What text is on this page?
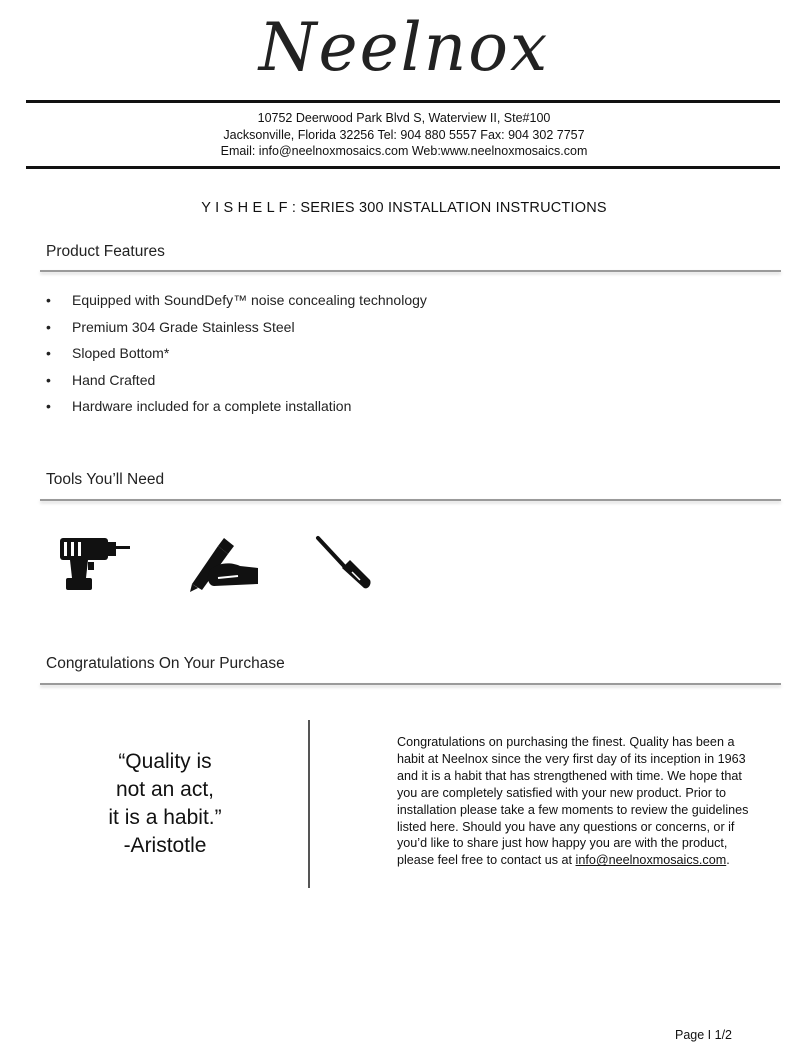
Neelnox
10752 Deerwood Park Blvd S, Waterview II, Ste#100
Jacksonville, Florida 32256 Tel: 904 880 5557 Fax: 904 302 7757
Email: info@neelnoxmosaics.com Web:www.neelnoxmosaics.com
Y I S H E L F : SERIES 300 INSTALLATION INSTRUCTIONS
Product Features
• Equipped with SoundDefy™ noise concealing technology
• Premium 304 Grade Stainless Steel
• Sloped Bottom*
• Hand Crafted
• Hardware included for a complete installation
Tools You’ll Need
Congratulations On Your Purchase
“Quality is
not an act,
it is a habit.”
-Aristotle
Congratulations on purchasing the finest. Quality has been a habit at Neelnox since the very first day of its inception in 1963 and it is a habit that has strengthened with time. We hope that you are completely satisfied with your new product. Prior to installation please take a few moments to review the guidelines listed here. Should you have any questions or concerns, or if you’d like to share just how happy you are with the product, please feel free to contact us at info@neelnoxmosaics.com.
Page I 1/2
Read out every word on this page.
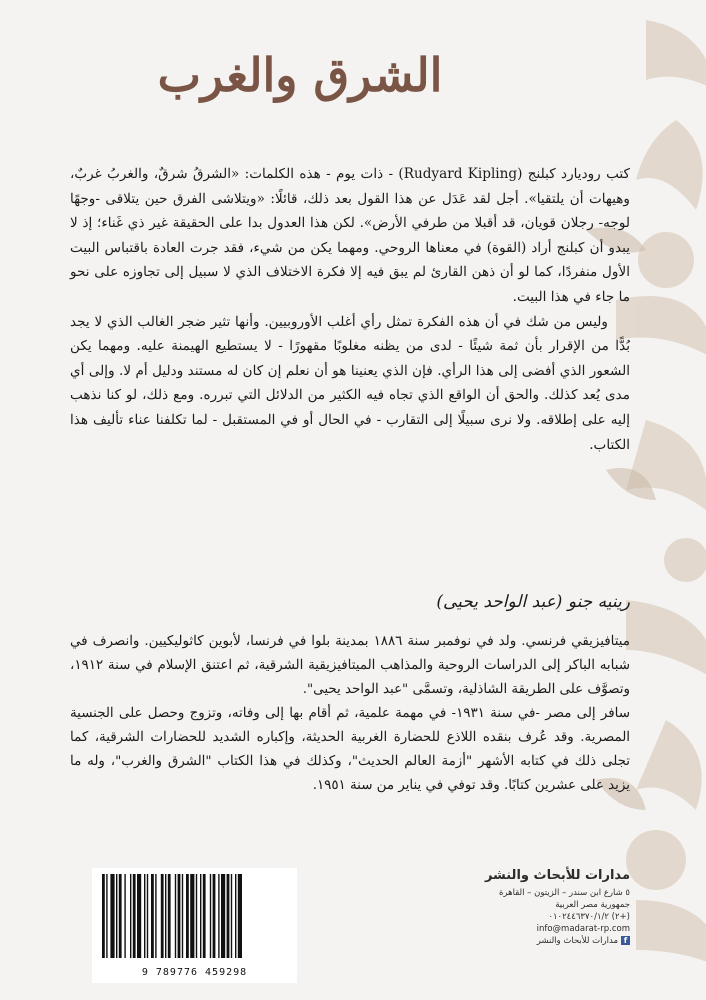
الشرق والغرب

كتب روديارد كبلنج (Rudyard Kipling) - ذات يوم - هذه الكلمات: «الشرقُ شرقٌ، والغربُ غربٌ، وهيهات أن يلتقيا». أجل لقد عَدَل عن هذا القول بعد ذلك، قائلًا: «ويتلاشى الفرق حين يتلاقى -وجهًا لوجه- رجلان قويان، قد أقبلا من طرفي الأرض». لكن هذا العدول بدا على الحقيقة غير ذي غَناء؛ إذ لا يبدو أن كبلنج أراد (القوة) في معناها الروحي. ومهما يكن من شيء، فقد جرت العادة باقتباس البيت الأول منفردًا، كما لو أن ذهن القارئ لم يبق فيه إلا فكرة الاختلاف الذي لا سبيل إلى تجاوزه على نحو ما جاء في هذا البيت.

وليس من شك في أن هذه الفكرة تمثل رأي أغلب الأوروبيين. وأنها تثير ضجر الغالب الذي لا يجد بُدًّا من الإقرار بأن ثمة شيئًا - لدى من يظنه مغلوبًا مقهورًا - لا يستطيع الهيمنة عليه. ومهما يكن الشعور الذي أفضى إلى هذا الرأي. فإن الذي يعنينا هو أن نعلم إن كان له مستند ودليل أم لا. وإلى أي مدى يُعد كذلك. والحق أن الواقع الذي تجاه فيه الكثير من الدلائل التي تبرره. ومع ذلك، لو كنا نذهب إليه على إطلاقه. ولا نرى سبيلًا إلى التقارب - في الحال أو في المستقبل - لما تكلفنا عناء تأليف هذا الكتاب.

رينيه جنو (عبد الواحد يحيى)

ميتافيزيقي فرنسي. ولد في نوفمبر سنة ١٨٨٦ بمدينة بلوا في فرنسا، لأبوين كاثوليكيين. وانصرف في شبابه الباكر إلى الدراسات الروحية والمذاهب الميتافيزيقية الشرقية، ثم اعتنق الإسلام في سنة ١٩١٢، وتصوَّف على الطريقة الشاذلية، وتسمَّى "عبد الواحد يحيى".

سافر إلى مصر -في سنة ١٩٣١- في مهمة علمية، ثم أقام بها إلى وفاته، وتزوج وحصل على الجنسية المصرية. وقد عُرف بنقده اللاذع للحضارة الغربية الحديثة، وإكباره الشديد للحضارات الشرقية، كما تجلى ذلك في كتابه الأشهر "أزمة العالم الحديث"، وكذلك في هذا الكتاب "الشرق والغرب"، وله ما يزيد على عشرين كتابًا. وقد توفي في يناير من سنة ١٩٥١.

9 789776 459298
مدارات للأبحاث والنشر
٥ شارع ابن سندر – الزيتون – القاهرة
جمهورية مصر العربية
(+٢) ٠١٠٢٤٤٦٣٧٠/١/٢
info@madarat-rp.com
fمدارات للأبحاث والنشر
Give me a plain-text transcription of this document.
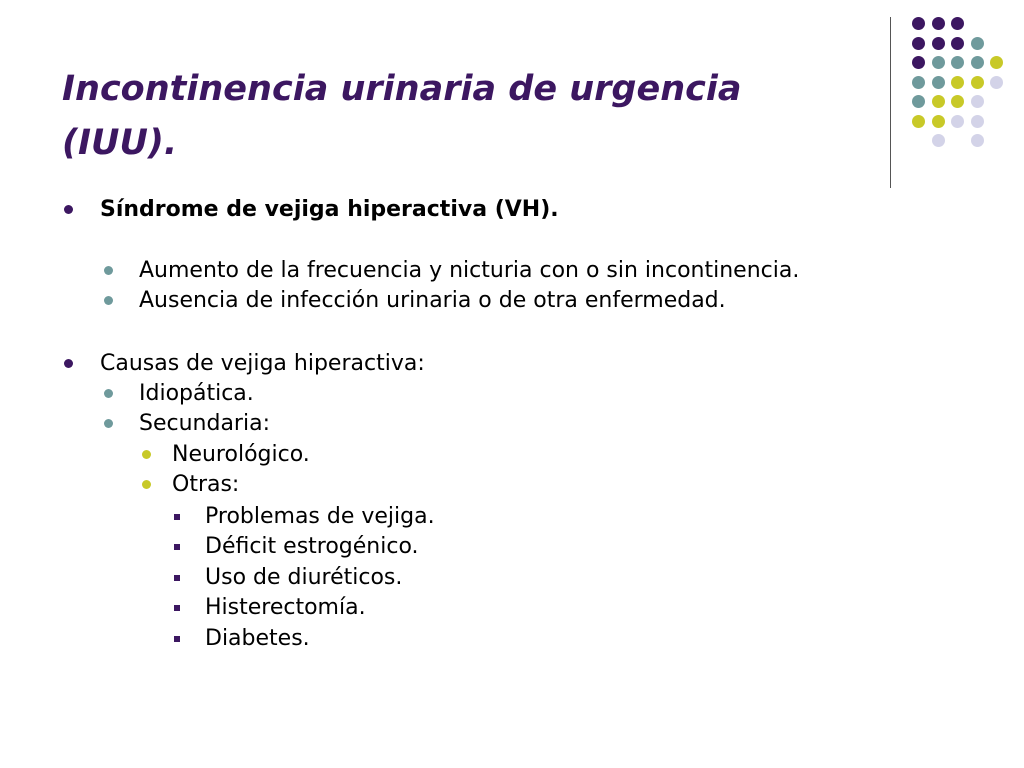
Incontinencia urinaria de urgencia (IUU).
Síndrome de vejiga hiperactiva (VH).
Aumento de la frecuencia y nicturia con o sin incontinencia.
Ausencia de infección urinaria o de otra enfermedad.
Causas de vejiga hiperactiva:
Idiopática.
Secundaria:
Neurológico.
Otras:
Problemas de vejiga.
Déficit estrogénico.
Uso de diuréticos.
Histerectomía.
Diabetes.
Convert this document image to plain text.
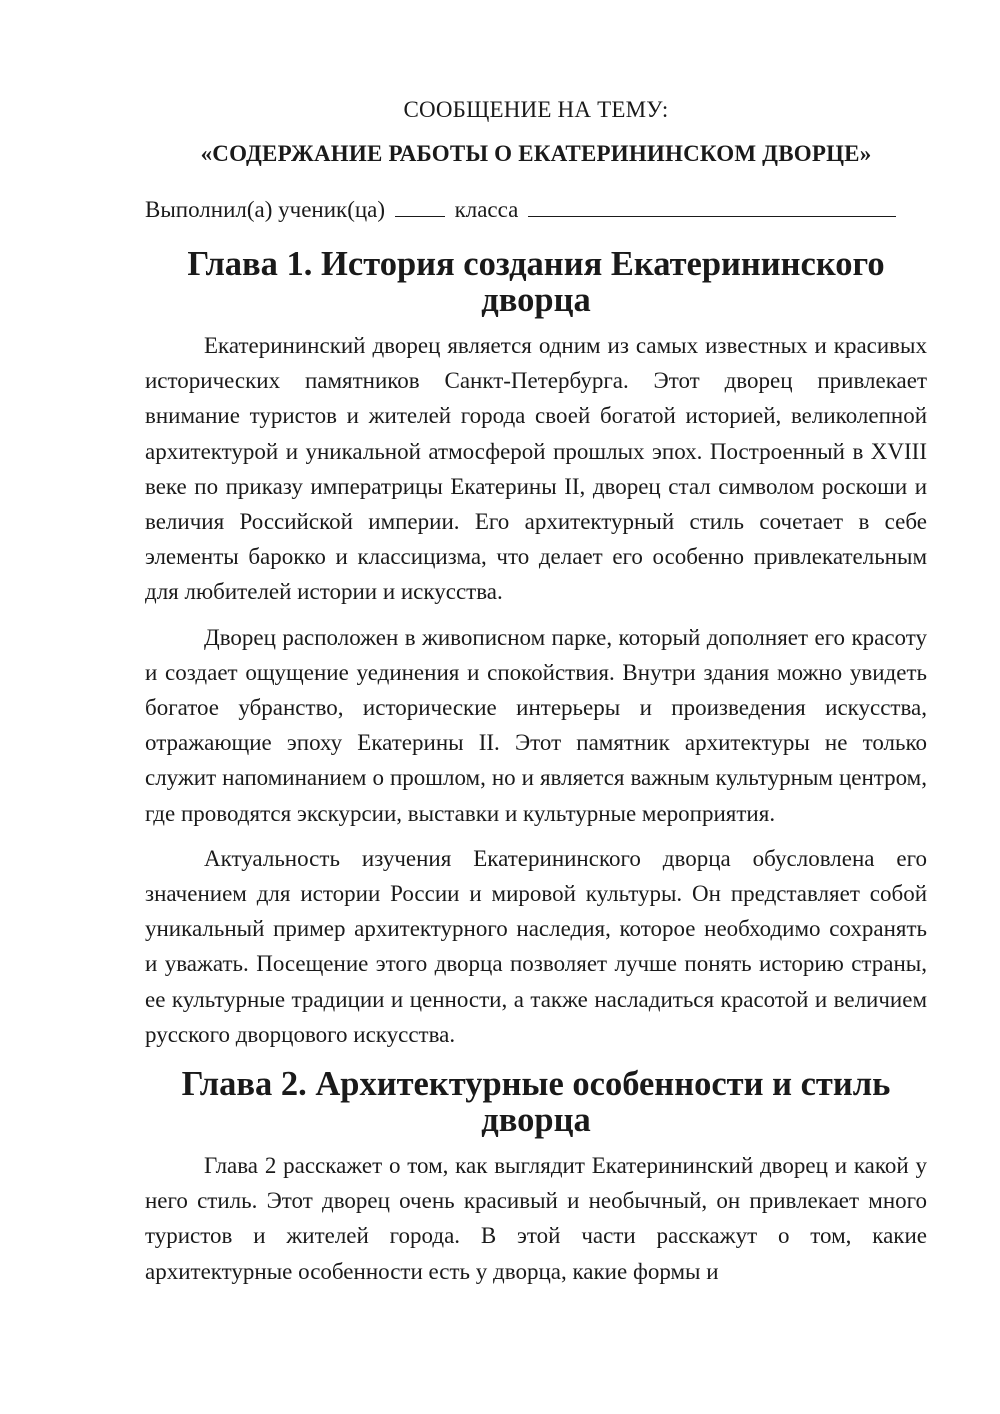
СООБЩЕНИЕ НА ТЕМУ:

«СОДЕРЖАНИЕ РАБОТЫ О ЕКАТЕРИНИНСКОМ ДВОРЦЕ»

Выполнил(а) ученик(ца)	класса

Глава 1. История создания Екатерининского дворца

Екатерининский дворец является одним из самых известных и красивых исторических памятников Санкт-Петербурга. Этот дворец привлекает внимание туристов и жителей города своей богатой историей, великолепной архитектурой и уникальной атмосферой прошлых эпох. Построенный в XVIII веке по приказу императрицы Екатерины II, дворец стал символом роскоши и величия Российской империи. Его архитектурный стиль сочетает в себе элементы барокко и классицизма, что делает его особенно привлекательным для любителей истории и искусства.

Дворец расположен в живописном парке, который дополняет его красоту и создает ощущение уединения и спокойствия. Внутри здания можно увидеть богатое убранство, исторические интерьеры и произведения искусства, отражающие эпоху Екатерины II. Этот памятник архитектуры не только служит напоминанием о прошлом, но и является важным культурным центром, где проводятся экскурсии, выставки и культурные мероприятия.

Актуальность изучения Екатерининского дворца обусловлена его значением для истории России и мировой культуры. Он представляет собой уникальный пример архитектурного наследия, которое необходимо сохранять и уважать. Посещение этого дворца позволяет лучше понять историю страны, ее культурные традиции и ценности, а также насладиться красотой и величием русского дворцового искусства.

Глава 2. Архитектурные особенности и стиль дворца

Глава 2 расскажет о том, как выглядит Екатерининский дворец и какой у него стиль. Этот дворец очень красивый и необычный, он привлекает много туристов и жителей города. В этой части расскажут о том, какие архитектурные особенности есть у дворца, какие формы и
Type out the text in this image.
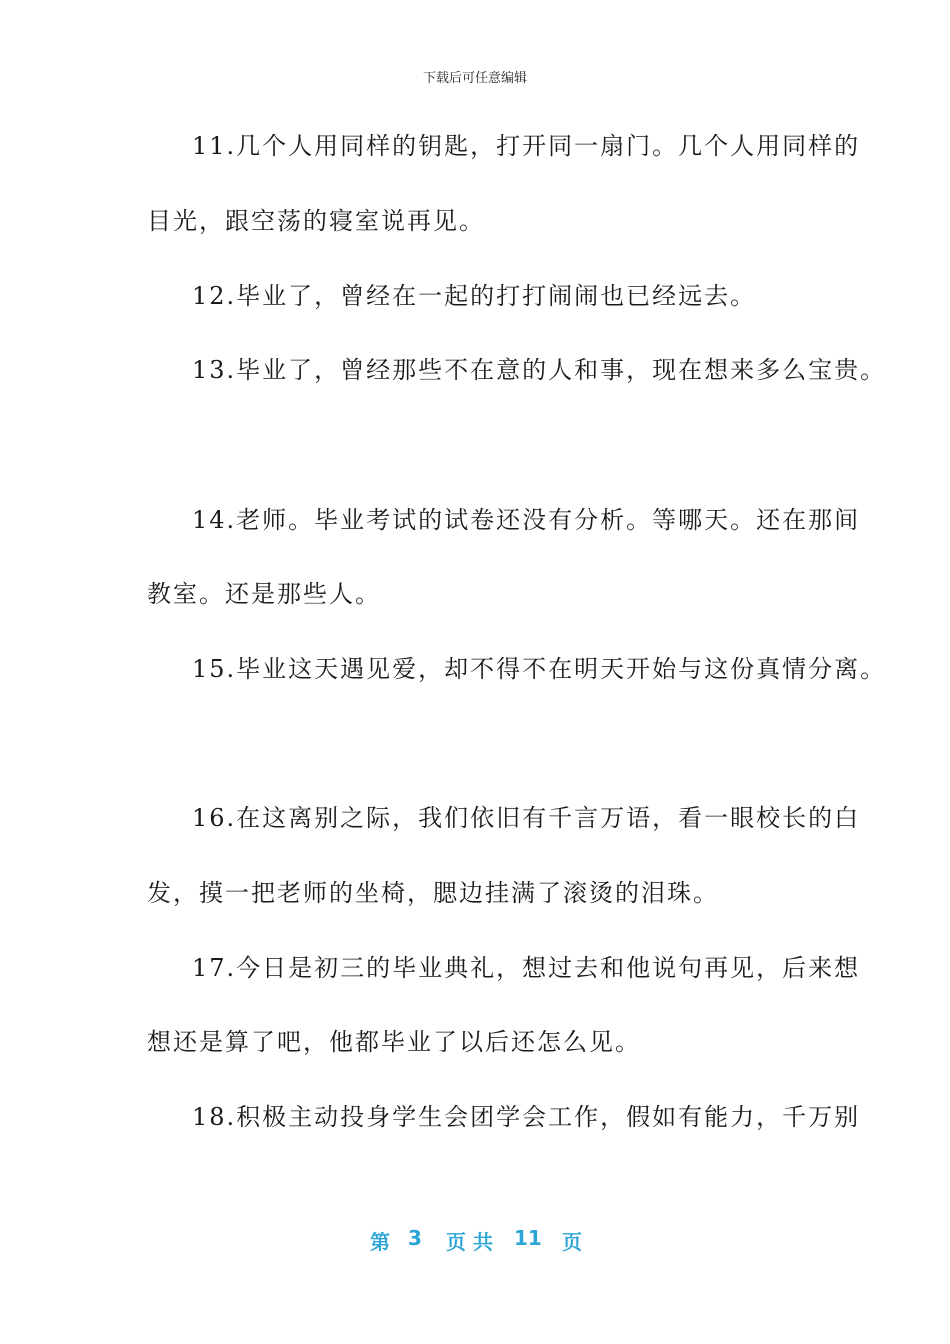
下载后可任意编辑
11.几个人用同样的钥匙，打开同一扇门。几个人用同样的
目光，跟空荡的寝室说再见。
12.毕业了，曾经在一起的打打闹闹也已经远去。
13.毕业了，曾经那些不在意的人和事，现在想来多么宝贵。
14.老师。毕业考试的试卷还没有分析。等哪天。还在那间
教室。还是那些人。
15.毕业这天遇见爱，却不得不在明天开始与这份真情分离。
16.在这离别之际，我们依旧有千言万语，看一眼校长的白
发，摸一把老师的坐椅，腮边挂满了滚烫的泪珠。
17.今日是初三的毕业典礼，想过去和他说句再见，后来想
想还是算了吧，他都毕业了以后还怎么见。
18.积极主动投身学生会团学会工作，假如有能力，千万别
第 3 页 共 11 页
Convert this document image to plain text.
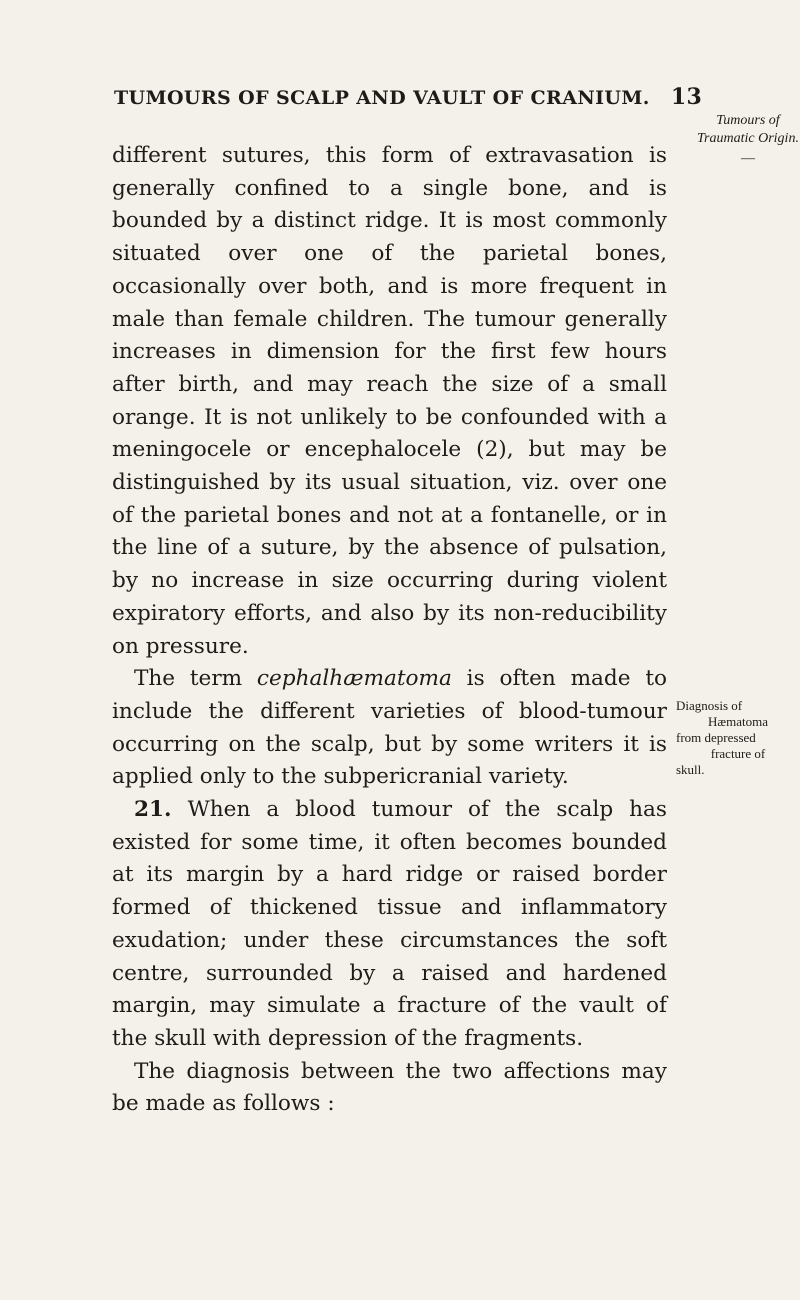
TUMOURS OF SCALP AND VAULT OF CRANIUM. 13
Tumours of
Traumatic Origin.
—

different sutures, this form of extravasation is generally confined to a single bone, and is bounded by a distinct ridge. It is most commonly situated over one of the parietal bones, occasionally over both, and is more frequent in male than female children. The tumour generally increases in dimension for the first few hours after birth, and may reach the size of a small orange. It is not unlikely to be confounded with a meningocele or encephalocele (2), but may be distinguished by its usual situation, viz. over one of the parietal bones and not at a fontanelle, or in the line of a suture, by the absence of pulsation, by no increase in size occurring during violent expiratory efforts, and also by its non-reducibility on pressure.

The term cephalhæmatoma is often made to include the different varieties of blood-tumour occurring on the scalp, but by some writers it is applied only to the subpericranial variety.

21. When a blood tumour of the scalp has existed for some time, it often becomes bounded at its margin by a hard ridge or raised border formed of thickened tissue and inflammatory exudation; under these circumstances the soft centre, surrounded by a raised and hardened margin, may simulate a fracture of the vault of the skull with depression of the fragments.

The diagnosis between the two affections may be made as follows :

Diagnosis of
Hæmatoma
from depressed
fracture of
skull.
┄┄┄┄┄┄┄┄┄┄┄┄┄┄┄┄┄┄┄┄
(EXERCISE OBJECTIVE)
Give the count of lines in the data above that hold the string "Quality", with no additional words.

(ANSWER TO THIS PROBLEM)
2